• [Exercise goal] Show all lines holding "JSON".

• [Data]
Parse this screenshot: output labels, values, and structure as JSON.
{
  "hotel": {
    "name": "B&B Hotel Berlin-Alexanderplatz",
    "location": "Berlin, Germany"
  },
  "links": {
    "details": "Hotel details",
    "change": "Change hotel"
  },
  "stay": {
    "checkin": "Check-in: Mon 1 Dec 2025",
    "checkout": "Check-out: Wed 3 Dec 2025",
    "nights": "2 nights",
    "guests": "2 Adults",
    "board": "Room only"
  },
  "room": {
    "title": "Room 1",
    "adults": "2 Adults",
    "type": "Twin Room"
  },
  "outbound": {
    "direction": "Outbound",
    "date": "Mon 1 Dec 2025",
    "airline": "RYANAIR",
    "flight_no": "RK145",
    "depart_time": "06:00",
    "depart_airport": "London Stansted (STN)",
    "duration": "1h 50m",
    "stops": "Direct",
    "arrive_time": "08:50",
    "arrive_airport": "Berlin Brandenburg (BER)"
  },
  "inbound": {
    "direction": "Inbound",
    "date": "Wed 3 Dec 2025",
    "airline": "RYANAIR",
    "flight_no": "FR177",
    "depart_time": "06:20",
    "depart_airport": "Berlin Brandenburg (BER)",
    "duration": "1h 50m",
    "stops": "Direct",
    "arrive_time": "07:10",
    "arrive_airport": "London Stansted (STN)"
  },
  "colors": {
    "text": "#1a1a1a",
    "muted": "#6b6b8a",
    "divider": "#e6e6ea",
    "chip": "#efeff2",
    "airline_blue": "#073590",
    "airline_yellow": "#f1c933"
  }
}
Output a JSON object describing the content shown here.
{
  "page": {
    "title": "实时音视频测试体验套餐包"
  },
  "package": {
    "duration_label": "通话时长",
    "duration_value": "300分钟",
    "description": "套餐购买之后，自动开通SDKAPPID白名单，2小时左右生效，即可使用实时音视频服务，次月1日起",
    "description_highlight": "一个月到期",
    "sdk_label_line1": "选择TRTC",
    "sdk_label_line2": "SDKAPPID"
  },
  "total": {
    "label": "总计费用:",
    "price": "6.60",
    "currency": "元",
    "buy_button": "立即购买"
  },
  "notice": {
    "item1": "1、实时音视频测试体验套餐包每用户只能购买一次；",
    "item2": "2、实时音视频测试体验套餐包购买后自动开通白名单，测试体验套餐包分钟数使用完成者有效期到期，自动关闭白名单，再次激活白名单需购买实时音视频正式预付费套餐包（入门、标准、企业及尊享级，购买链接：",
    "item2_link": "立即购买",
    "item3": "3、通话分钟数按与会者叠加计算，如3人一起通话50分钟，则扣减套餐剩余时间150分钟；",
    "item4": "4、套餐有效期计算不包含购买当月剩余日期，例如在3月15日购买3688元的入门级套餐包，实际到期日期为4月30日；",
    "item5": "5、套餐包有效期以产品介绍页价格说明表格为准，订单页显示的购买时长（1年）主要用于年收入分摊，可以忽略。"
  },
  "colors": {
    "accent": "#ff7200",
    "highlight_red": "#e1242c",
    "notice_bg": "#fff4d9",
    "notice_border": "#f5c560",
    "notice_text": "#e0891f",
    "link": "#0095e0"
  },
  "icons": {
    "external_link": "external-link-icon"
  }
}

• [The answer]
Parse this screenshot: output labels, values, and structure as JSON.
Output a JSON object describing the content shown here.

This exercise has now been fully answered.